↓↓↓

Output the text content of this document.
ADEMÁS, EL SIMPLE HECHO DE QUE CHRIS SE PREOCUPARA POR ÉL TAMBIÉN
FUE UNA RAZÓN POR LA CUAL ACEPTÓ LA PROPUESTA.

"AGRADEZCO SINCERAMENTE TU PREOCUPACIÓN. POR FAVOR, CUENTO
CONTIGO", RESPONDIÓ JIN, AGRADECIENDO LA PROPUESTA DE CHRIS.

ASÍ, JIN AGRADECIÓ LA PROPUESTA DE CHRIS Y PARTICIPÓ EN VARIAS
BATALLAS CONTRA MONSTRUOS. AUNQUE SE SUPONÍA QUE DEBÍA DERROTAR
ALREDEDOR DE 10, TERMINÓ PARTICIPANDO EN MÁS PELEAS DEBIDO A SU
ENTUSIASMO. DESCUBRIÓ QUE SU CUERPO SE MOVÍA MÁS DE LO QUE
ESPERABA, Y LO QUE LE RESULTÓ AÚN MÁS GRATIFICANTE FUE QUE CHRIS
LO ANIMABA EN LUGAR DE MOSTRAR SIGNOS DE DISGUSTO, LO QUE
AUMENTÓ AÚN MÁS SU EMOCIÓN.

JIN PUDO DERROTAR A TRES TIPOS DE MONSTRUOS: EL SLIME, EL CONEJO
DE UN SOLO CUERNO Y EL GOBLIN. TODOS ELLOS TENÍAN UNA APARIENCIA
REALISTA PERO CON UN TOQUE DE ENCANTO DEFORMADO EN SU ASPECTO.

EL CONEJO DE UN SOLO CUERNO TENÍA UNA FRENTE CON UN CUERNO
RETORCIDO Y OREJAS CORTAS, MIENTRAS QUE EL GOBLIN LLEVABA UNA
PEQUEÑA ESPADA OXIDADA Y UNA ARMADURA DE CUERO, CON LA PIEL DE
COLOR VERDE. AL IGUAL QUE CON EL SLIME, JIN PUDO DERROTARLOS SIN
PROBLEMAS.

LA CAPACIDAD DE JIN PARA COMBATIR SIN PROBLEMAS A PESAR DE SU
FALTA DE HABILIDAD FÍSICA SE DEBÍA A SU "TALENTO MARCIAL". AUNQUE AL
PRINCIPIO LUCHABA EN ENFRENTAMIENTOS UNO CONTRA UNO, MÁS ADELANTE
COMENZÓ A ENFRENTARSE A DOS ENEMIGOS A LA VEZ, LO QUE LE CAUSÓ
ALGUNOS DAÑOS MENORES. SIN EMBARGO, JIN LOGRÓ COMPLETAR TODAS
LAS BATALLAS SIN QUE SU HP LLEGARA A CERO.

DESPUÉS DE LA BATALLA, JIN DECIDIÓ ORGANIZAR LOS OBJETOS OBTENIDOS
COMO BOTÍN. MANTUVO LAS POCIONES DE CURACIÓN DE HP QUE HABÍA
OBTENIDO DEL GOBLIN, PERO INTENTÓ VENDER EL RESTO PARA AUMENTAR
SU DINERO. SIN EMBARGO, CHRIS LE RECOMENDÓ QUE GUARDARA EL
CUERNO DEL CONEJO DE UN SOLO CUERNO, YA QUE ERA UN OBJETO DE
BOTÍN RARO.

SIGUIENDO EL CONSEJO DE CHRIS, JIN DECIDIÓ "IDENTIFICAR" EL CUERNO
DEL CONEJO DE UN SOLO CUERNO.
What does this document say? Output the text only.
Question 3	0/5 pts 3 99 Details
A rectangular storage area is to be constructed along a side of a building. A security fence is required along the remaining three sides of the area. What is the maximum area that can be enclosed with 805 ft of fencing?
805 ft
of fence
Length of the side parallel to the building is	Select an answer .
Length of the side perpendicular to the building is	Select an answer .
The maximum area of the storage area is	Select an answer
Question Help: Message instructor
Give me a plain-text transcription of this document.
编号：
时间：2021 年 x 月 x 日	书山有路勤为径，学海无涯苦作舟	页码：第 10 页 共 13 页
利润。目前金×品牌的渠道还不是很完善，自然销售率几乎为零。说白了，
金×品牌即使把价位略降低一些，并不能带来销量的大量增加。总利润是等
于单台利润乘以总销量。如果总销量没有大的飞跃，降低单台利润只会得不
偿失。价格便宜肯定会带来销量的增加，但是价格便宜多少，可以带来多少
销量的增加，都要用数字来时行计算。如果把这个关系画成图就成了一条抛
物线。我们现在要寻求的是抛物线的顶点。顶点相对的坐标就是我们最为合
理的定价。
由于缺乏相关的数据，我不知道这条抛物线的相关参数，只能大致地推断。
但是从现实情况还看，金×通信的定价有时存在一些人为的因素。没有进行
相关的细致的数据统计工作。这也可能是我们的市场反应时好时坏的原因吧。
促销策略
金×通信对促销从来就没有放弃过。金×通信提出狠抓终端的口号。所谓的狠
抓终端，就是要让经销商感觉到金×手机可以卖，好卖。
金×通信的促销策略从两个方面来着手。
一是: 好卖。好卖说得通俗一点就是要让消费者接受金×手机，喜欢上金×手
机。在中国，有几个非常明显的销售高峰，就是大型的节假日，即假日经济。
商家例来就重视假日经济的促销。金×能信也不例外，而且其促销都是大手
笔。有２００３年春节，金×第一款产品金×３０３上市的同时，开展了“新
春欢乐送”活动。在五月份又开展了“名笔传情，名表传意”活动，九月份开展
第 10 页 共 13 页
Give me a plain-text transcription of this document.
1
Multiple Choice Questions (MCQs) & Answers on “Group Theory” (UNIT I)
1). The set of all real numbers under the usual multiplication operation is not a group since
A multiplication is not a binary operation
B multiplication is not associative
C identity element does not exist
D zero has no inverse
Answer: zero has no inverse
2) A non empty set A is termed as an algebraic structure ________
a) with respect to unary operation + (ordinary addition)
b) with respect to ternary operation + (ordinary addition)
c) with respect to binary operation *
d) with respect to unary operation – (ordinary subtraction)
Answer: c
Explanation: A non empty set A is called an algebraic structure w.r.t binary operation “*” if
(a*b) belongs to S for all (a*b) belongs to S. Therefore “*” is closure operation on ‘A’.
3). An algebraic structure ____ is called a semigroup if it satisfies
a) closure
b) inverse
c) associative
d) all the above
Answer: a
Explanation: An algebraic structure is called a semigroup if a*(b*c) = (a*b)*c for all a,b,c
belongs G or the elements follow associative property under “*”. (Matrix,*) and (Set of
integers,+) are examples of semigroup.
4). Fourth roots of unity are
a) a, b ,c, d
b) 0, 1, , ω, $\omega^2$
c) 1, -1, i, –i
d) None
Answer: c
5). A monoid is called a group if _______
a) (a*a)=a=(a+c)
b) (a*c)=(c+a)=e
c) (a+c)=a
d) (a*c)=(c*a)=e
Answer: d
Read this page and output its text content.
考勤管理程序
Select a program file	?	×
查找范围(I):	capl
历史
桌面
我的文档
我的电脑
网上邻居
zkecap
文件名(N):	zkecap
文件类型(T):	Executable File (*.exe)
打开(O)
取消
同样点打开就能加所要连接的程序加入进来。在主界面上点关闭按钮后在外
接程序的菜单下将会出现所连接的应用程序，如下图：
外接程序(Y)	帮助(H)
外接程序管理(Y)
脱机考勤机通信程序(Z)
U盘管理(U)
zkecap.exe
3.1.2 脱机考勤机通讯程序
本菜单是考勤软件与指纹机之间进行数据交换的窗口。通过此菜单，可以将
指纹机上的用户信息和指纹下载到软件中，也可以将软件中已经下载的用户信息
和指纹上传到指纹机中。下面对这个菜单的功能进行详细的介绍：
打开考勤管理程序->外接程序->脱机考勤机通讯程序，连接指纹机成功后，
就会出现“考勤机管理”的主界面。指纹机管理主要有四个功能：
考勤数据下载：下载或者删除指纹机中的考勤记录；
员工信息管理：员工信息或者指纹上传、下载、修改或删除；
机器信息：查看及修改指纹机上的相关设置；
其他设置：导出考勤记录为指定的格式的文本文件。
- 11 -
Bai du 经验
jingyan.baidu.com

↑↑↑

▶ [What the exercise asks] Tally the lines in the listing that hold "algebraic" and report the number alone.

▶ [Task result] 4